Task brief
Your task is to copy each line that has the word "page".

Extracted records
::::::::
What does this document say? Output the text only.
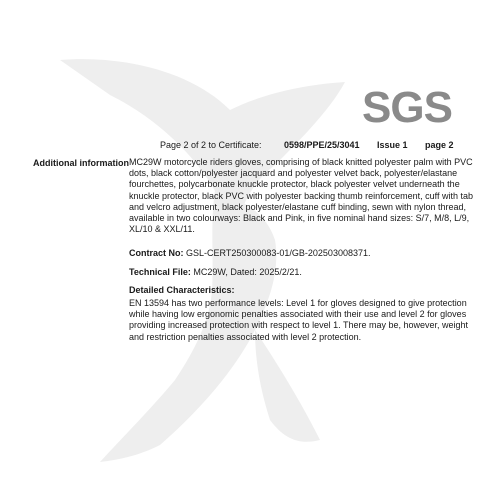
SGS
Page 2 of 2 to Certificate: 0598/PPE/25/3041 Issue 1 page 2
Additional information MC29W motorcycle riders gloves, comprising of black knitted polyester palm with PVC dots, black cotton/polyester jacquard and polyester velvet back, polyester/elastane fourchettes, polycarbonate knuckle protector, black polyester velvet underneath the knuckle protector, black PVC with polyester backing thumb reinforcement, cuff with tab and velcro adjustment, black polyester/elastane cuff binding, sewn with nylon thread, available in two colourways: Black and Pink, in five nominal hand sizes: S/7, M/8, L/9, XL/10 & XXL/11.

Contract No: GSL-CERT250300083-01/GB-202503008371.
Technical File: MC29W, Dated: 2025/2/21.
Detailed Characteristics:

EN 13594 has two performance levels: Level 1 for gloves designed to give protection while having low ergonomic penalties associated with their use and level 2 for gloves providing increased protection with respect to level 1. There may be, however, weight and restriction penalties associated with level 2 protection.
::::::::
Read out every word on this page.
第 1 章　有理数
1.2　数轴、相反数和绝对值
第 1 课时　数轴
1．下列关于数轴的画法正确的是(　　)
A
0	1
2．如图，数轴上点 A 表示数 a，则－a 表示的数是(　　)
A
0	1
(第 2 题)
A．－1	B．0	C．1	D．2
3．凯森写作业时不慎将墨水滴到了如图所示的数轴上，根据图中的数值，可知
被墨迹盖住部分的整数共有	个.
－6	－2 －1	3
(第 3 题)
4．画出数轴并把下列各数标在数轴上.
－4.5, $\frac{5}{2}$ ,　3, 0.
::::::::
Task response
Page 2 of 2 to Certificate: 0598/PPE/25/3041 Issue 1 page 2
Read out every word on this page.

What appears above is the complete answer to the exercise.